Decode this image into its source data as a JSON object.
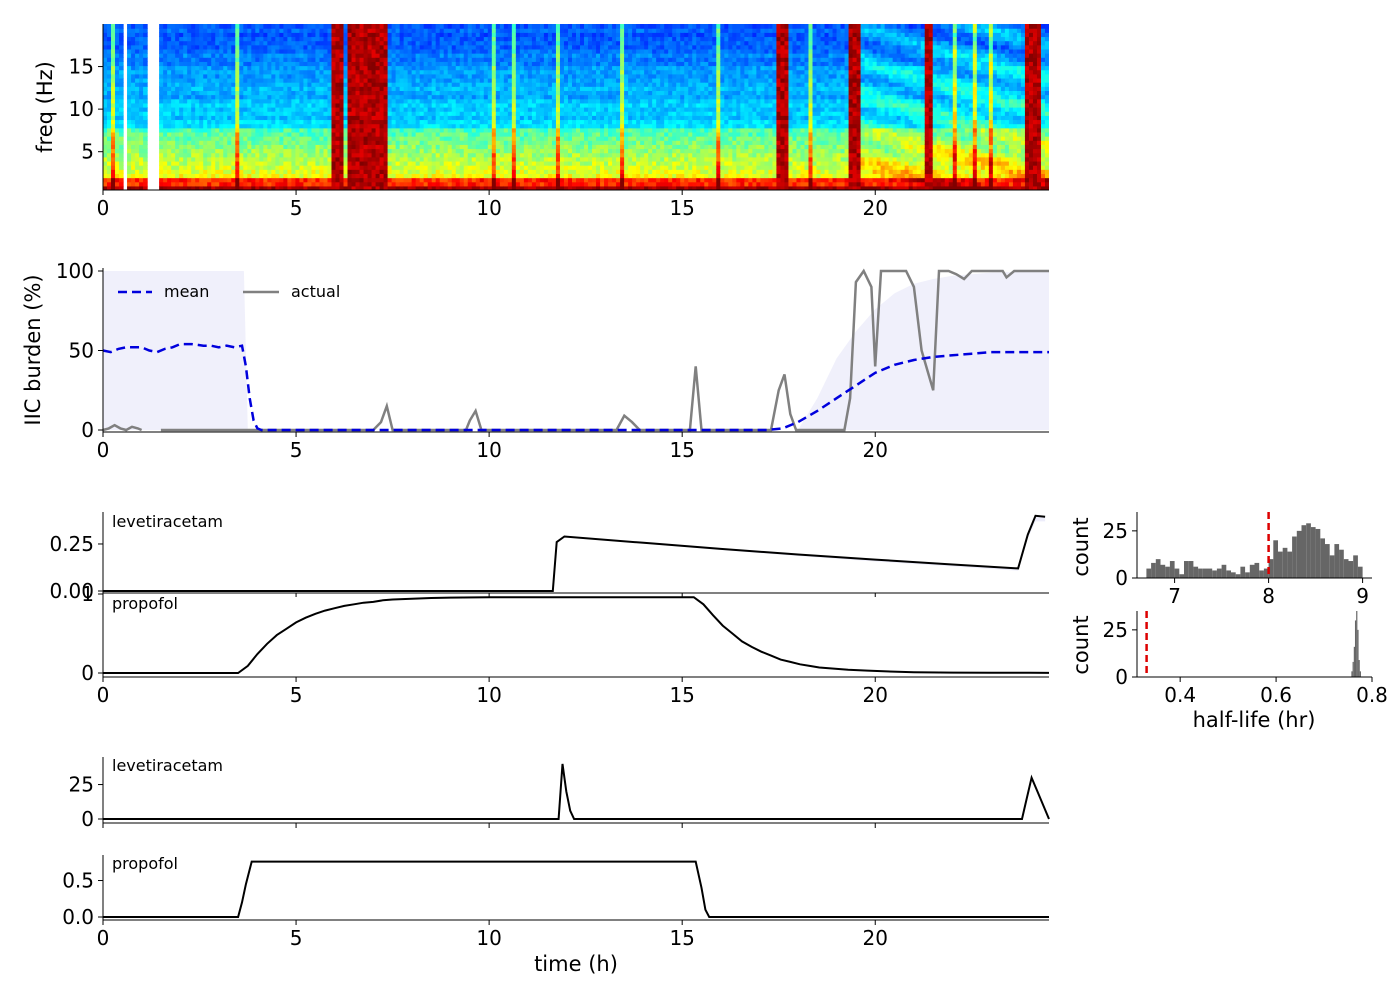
{
  "chart_data": [
    {
      "type": "heatmap",
      "id": "spectrogram",
      "ylabel": "freq (Hz)",
      "xlim": [
        0,
        24.5
      ],
      "ylim": [
        0.5,
        20
      ],
      "xticks": [
        0,
        5,
        10,
        15,
        20
      ],
      "yticks": [
        5,
        10,
        15
      ],
      "colormap": "jet",
      "missing_intervals": [
        [
          0.55,
          0.65
        ],
        [
          1.1,
          1.5
        ]
      ],
      "artifact_intervals": [
        [
          5.95,
          6.2
        ],
        [
          6.3,
          7.4
        ],
        [
          17.4,
          17.8
        ],
        [
          19.3,
          19.6
        ],
        [
          21.3,
          21.5
        ],
        [
          23.9,
          24.3
        ]
      ]
    },
    {
      "type": "line",
      "id": "iic-burden",
      "ylabel": "IIC burden (%)",
      "xlim": [
        0,
        24.5
      ],
      "ylim": [
        0,
        100
      ],
      "xticks": [
        0,
        5,
        10,
        15,
        20
      ],
      "yticks": [
        0,
        50,
        100
      ],
      "legend": [
        "mean",
        "actual"
      ],
      "series": [
        {
          "name": "mean",
          "style": "dashed",
          "color": "#0000dd",
          "x": [
            0,
            0.2,
            0.4,
            0.6,
            1.0,
            1.2,
            1.4,
            1.6,
            1.8,
            2.0,
            2.3,
            2.6,
            2.8,
            3.0,
            3.2,
            3.4,
            3.6,
            3.7,
            3.8,
            3.9,
            4.0,
            4.1,
            5,
            10,
            15,
            17.2,
            17.6,
            18.0,
            18.5,
            19.0,
            19.5,
            20.0,
            20.5,
            21.0,
            21.5,
            22.0,
            22.5,
            23.0,
            23.5,
            24.0,
            24.5
          ],
          "y": [
            50,
            49,
            51,
            52,
            52,
            50,
            49,
            51,
            52,
            54,
            54,
            53,
            53,
            52,
            53,
            52,
            53,
            40,
            20,
            6,
            1,
            0,
            0,
            0,
            0,
            0,
            1,
            5,
            12,
            20,
            28,
            36,
            41,
            44,
            46,
            47,
            48,
            49,
            49,
            49,
            49
          ]
        },
        {
          "name": "actual",
          "style": "solid",
          "color": "#808080",
          "segments": [
            {
              "x": [
                0,
                0.15,
                0.3,
                0.45,
                0.6,
                0.75,
                0.9,
                1.0
              ],
              "y": [
                0,
                1,
                3,
                1,
                0,
                2,
                1,
                0
              ]
            },
            {
              "x": [
                1.5,
                7.0,
                7.2,
                7.35,
                7.5,
                9.4,
                9.5,
                9.65,
                9.8,
                13.3,
                13.5,
                13.7,
                13.9,
                15.2,
                15.35,
                15.5,
                17.3,
                17.5,
                17.65,
                17.8,
                17.95,
                19.2,
                19.35,
                19.5,
                19.7,
                19.9,
                20.0,
                20.15,
                20.5,
                20.8,
                21.0,
                21.2,
                21.5,
                21.65,
                21.9,
                22.1,
                22.3,
                22.5,
                23.0,
                23.3,
                23.4,
                23.6,
                24.5
              ],
              "y": [
                0,
                0,
                5,
                15,
                0,
                0,
                6,
                12,
                0,
                0,
                9,
                5,
                0,
                0,
                40,
                0,
                0,
                25,
                35,
                10,
                0,
                0,
                20,
                93,
                100,
                90,
                40,
                100,
                100,
                100,
                90,
                50,
                25,
                100,
                100,
                98,
                95,
                100,
                100,
                100,
                96,
                100,
                100
              ]
            }
          ]
        }
      ],
      "band": {
        "x": [
          0,
          3.5,
          3.65,
          3.75,
          18.0,
          18.5,
          19.0,
          19.5,
          20.0,
          20.5,
          21.0,
          21.5,
          22.0,
          22.5,
          23.0,
          24.5
        ],
        "upper": [
          100,
          100,
          100,
          0,
          0,
          20,
          45,
          62,
          76,
          86,
          92,
          95,
          97,
          98,
          99,
          100
        ],
        "lower": [
          0,
          0,
          0,
          0,
          0,
          0,
          0,
          0,
          0,
          0,
          0,
          0,
          0,
          0,
          0,
          0
        ]
      }
    },
    {
      "type": "line",
      "id": "drug-concentration",
      "xlim": [
        0,
        24.5
      ],
      "xticks": [
        0,
        5,
        10,
        15,
        20
      ],
      "panels": [
        {
          "name": "levetiracetam",
          "ylim": [
            0,
            0.42
          ],
          "yticks": [
            "0.00",
            "0.25"
          ],
          "x": [
            0,
            11.65,
            11.75,
            11.95,
            14,
            16,
            18,
            20,
            22,
            23.7,
            23.95,
            24.15,
            24.4
          ],
          "y": [
            0,
            0,
            0.26,
            0.29,
            0.256,
            0.224,
            0.194,
            0.167,
            0.141,
            0.12,
            0.3,
            0.4,
            0.395
          ],
          "band": {
            "x": [
              11.75,
              11.95,
              14,
              16,
              18,
              20,
              22,
              23.7,
              23.95,
              24.15,
              24.4
            ],
            "upper": [
              0.26,
              0.29,
              0.258,
              0.227,
              0.197,
              0.17,
              0.144,
              0.123,
              0.3,
              0.4,
              0.395
            ],
            "lower": [
              0.26,
              0.29,
              0.252,
              0.218,
              0.186,
              0.157,
              0.13,
              0.108,
              0.28,
              0.37,
              0.37
            ]
          }
        },
        {
          "name": "propofol",
          "ylim": [
            0,
            1.0
          ],
          "yticks": [
            "0",
            "1"
          ],
          "x": [
            0,
            3.5,
            3.75,
            4.0,
            4.25,
            4.5,
            4.75,
            5.0,
            5.25,
            5.5,
            5.75,
            6.0,
            6.25,
            6.5,
            6.75,
            7.0,
            7.25,
            7.5,
            7.75,
            8.0,
            8.5,
            9.0,
            10,
            11,
            12,
            13,
            14,
            15.3,
            15.55,
            15.8,
            16.05,
            16.3,
            16.55,
            16.8,
            17.05,
            17.3,
            17.55,
            17.8,
            18.05,
            18.3,
            18.55,
            18.8,
            19.3,
            19.8,
            20.3,
            21.0,
            22.0,
            23.0,
            24.0,
            24.5
          ],
          "y": [
            0,
            0,
            0.09,
            0.24,
            0.37,
            0.48,
            0.56,
            0.64,
            0.7,
            0.75,
            0.79,
            0.82,
            0.85,
            0.87,
            0.89,
            0.9,
            0.92,
            0.93,
            0.935,
            0.94,
            0.95,
            0.955,
            0.96,
            0.96,
            0.96,
            0.96,
            0.96,
            0.96,
            0.87,
            0.73,
            0.6,
            0.5,
            0.4,
            0.33,
            0.27,
            0.22,
            0.17,
            0.14,
            0.11,
            0.09,
            0.07,
            0.06,
            0.04,
            0.03,
            0.02,
            0.01,
            0.005,
            0.003,
            0.002,
            0.001
          ]
        }
      ]
    },
    {
      "type": "bar",
      "id": "halflife-hist-levetiracetam",
      "ylabel": "count",
      "xlim": [
        6.6,
        9.1
      ],
      "ylim": [
        0,
        35
      ],
      "xticks": [
        7,
        8,
        9
      ],
      "yticks": [
        0,
        25
      ],
      "marker": 8.0,
      "bin_width": 0.05,
      "bin_start": 6.7,
      "values": [
        5,
        8,
        10,
        7,
        6,
        9,
        5,
        2,
        9,
        9,
        6,
        5,
        5,
        5,
        4,
        5,
        7,
        4,
        3,
        2,
        6,
        3,
        7,
        8,
        4,
        5,
        10,
        20,
        14,
        16,
        14,
        22,
        25,
        28,
        29,
        27,
        26,
        21,
        18,
        12,
        18,
        15,
        10,
        9,
        12,
        6
      ]
    },
    {
      "type": "bar",
      "id": "halflife-hist-propofol",
      "xlabel": "half-life (hr)",
      "ylabel": "count",
      "xlim": [
        0.31,
        0.8
      ],
      "ylim": [
        0,
        35
      ],
      "xticks": [
        "0.4",
        "0.6",
        "0.8"
      ],
      "yticks": [
        0,
        25
      ],
      "marker": 0.33,
      "bin_width": 0.0025,
      "bin_start": 0.757,
      "values": [
        3,
        8,
        16,
        30,
        35,
        25,
        9,
        3
      ]
    },
    {
      "type": "line",
      "id": "drug-dose",
      "xlabel": "time (h)",
      "xlim": [
        0,
        24.5
      ],
      "xticks": [
        0,
        5,
        10,
        15,
        20
      ],
      "panels": [
        {
          "name": "levetiracetam",
          "ylim": [
            0,
            45
          ],
          "yticks": [
            "0",
            "25"
          ],
          "x": [
            0,
            11.65,
            11.8,
            11.9,
            12.0,
            12.1,
            12.2,
            23.8,
            23.9,
            24.05,
            24.2,
            24.5
          ],
          "y": [
            0,
            0,
            0,
            40,
            20,
            6,
            0,
            0,
            12,
            30,
            20,
            0
          ]
        },
        {
          "name": "propofol",
          "ylim": [
            0,
            0.85
          ],
          "yticks": [
            "0.0",
            "0.5"
          ],
          "x": [
            0,
            3.5,
            3.6,
            3.7,
            3.85,
            15.35,
            15.5,
            15.6,
            15.7,
            24.5
          ],
          "y": [
            0,
            0,
            0.2,
            0.45,
            0.76,
            0.76,
            0.4,
            0.1,
            0,
            0
          ]
        }
      ]
    }
  ]
}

****************************************

[Your instructions]:
Pick out and copy the lines of the entries that hold the string "ylabel".

[Expected answer]:
      "ylabel": "freq (Hz)",
      "ylabel": "IIC burden (%)",
      "ylabel": "count",
      "ylabel": "count",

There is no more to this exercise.